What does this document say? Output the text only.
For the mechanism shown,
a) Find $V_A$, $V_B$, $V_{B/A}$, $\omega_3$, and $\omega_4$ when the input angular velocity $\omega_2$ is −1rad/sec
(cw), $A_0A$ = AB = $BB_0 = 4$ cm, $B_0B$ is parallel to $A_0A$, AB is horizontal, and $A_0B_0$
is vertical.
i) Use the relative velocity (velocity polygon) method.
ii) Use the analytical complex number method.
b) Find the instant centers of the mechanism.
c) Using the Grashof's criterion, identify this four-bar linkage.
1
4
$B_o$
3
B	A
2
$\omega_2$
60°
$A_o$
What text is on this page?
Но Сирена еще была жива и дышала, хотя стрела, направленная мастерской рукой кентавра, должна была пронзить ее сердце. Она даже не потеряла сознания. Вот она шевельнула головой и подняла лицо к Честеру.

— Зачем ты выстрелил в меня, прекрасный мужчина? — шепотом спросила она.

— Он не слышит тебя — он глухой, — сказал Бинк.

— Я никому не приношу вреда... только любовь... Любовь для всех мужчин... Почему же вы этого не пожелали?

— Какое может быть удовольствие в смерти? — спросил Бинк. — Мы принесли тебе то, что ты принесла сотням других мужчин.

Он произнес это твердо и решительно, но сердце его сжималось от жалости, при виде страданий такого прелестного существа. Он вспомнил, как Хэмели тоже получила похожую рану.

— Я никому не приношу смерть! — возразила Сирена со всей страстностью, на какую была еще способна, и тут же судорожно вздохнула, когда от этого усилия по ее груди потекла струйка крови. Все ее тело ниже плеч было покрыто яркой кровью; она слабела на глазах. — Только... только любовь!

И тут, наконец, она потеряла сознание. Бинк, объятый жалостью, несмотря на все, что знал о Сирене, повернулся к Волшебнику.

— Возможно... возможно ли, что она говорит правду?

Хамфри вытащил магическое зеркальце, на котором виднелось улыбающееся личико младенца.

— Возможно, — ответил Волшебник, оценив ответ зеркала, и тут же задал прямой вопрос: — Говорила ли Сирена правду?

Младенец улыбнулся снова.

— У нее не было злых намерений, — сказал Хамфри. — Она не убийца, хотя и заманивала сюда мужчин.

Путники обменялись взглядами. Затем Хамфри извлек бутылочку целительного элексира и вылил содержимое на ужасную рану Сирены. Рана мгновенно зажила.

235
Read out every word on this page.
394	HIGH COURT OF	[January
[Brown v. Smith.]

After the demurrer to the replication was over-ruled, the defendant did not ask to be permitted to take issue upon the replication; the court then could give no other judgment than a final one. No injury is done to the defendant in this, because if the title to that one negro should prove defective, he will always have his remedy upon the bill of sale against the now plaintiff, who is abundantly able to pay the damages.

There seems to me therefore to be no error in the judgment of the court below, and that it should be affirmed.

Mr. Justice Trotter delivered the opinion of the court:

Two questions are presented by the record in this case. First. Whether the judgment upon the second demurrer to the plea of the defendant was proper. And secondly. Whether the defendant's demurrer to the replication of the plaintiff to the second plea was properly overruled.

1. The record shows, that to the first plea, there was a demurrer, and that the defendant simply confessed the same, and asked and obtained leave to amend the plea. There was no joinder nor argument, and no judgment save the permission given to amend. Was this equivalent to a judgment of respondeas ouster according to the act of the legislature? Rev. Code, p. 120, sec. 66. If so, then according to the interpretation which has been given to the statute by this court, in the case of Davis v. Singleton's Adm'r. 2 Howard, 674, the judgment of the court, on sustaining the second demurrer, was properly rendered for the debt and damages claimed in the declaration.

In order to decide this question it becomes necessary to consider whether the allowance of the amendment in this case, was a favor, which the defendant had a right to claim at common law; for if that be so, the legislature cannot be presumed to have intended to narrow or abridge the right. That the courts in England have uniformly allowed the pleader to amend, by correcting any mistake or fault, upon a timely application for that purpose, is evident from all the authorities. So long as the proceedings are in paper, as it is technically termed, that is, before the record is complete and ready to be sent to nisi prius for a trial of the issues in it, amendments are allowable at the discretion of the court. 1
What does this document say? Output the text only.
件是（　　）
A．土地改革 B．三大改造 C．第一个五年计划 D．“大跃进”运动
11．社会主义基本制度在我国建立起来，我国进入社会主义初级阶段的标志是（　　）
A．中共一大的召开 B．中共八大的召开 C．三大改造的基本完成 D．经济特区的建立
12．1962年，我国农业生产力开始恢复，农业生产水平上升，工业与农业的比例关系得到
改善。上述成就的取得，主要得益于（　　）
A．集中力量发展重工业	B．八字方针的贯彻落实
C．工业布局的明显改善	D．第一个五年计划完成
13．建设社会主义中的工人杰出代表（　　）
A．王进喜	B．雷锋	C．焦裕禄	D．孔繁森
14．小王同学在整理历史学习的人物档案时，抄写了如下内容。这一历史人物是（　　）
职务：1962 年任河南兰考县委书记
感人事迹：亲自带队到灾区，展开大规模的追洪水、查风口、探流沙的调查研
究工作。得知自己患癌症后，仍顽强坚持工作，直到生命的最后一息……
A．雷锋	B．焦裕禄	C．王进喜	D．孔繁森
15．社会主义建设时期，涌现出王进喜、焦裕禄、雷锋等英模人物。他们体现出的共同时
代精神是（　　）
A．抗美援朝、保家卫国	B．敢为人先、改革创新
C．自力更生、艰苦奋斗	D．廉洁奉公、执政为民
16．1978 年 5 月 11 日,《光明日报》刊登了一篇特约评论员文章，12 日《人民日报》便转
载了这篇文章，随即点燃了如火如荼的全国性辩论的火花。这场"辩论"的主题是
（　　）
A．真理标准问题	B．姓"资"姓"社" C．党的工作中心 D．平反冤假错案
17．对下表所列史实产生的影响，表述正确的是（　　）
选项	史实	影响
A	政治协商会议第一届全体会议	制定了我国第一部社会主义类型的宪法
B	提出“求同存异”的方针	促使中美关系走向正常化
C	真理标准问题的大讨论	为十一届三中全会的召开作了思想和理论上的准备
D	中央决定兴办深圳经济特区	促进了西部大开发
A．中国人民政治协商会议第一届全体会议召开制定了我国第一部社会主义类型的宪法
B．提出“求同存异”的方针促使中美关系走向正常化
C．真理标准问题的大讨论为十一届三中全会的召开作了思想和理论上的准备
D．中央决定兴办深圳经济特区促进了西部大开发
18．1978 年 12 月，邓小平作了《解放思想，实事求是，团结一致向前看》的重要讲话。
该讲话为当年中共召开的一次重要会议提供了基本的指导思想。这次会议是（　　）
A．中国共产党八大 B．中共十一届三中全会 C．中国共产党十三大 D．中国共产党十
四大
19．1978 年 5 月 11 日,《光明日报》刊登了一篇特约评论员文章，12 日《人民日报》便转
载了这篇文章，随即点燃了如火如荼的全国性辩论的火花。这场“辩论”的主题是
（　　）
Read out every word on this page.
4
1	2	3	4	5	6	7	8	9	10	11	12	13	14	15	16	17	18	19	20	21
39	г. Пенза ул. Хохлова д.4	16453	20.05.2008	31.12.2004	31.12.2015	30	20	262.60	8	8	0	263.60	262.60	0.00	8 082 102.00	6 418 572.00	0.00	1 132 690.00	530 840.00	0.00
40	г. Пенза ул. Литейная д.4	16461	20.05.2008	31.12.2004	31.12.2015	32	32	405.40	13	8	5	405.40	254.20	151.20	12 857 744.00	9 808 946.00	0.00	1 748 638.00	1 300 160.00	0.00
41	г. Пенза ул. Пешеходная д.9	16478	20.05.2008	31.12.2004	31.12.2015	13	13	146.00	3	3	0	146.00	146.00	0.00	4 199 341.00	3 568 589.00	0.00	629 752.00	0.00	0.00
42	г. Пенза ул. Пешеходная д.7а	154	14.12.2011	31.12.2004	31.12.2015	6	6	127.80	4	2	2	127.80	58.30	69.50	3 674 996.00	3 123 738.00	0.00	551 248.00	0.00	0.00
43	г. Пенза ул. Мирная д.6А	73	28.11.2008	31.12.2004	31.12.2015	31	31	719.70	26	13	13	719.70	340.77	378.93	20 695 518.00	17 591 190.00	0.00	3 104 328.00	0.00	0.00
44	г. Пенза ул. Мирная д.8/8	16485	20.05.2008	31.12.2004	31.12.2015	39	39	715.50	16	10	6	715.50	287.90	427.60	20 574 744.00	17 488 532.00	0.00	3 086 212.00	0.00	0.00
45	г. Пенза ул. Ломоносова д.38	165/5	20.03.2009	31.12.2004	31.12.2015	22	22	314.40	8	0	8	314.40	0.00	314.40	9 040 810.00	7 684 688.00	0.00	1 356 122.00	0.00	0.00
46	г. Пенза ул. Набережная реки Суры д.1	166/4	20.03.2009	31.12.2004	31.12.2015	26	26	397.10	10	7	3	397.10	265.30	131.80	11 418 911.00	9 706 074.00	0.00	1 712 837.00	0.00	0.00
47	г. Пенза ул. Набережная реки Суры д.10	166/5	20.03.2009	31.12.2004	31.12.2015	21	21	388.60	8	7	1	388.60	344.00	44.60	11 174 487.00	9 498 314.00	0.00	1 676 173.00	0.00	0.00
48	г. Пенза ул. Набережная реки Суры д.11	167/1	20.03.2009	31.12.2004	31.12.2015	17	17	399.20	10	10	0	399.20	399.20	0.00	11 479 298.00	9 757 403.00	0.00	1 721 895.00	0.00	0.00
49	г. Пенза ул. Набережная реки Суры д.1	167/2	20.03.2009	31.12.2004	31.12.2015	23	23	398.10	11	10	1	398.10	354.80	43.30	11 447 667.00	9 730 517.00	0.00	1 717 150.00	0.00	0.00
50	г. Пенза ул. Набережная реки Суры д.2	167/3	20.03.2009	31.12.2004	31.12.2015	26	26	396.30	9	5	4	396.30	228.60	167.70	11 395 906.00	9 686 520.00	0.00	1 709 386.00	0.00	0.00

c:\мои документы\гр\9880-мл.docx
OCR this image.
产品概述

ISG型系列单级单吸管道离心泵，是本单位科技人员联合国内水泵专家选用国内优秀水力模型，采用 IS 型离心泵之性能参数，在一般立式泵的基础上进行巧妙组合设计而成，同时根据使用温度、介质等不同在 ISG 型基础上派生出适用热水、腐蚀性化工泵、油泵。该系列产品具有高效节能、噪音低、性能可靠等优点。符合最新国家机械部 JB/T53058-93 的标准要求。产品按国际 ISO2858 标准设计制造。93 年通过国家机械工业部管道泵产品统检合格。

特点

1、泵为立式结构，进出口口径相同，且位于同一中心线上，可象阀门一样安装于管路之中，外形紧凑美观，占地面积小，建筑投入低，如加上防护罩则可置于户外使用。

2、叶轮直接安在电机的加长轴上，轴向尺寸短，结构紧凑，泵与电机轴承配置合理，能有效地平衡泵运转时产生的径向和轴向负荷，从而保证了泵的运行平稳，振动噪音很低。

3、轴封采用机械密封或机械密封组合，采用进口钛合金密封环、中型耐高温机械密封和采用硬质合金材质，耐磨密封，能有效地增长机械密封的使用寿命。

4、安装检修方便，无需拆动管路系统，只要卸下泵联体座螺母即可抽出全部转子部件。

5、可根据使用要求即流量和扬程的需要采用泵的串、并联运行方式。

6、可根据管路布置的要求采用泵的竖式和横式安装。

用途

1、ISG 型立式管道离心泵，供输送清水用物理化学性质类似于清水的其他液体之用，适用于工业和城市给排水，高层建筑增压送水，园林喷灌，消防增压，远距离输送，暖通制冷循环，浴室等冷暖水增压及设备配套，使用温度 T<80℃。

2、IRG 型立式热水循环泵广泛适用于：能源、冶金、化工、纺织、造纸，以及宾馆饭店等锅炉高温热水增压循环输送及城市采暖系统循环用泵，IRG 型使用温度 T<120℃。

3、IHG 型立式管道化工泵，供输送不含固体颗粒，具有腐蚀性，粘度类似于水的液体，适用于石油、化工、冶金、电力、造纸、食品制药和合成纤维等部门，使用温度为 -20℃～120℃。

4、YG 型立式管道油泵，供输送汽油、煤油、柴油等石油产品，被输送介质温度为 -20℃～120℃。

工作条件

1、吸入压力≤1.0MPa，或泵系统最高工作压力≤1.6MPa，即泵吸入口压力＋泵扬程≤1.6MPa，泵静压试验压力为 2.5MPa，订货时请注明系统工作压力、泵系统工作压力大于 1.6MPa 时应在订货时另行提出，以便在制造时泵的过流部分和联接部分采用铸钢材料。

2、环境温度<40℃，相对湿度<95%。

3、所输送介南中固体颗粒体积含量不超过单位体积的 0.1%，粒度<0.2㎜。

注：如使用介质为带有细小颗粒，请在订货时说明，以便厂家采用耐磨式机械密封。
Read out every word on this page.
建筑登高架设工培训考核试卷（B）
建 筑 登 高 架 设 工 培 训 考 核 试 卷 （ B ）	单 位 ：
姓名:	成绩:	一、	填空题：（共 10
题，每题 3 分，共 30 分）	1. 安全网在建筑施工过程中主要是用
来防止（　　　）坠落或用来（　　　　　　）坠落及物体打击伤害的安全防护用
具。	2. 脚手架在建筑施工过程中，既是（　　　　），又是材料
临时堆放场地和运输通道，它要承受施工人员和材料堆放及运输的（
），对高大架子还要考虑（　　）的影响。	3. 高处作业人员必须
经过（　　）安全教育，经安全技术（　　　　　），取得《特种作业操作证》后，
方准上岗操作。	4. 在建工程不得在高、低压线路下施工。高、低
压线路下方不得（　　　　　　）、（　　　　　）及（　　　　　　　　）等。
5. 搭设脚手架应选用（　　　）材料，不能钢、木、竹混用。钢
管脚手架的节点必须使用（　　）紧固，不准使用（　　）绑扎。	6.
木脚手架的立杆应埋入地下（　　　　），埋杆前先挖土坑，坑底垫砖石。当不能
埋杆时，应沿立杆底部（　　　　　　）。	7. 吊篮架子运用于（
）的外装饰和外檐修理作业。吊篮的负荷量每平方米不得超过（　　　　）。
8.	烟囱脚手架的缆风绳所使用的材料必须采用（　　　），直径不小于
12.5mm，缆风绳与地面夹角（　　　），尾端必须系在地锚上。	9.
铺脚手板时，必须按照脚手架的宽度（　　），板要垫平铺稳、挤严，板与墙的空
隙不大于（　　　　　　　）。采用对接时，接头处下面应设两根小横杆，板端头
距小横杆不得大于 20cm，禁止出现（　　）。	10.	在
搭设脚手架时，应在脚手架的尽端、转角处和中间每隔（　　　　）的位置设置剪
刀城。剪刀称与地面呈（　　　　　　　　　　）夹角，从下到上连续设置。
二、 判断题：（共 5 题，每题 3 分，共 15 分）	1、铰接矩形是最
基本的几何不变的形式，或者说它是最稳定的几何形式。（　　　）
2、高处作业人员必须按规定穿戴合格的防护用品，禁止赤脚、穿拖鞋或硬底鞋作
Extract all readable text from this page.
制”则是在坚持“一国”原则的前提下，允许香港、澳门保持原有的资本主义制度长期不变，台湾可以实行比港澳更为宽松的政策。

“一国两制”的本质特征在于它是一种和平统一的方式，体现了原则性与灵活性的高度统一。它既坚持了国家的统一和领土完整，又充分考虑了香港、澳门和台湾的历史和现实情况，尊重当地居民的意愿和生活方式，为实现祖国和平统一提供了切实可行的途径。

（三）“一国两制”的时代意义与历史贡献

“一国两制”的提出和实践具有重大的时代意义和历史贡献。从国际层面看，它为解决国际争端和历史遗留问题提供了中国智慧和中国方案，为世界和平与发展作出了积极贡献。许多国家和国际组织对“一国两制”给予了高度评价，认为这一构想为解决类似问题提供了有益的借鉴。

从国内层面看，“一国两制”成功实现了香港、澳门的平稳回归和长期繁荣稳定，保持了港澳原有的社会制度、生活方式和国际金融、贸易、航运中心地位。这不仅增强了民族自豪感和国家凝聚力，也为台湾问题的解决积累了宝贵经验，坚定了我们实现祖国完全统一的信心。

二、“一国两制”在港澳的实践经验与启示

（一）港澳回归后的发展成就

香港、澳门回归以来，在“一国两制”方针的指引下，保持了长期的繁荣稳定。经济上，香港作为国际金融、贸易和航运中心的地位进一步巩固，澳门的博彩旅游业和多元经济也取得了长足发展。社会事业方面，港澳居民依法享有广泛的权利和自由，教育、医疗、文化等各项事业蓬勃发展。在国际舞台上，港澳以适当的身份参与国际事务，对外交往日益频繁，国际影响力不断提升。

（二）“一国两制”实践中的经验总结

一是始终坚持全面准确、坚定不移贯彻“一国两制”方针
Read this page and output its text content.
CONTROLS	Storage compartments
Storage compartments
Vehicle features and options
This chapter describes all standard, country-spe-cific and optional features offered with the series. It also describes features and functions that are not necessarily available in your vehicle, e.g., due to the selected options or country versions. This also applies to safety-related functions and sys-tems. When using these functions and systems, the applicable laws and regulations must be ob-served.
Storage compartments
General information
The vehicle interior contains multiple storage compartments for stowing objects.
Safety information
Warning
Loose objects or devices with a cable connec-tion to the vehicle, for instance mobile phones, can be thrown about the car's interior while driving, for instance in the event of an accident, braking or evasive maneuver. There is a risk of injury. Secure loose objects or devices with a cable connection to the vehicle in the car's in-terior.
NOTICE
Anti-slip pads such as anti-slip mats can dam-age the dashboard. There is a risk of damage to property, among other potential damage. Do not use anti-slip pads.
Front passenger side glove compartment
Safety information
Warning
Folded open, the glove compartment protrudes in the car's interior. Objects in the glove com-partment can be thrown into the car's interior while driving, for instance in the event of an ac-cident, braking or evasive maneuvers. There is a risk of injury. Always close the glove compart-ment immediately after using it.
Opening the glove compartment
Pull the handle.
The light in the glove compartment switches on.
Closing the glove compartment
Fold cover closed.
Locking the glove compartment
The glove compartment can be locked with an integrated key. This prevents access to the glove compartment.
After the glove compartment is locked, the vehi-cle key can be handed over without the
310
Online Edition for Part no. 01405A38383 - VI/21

**PROBLEM REQUIREMENTS**
Extract each line holding the word "求同存异" from the records.

**SOLUTION FOR THIS TASK**
B	提出“求同存异”的方针	促使中美关系走向正常化
B．提出“求同存异”的方针促使中美关系走向正常化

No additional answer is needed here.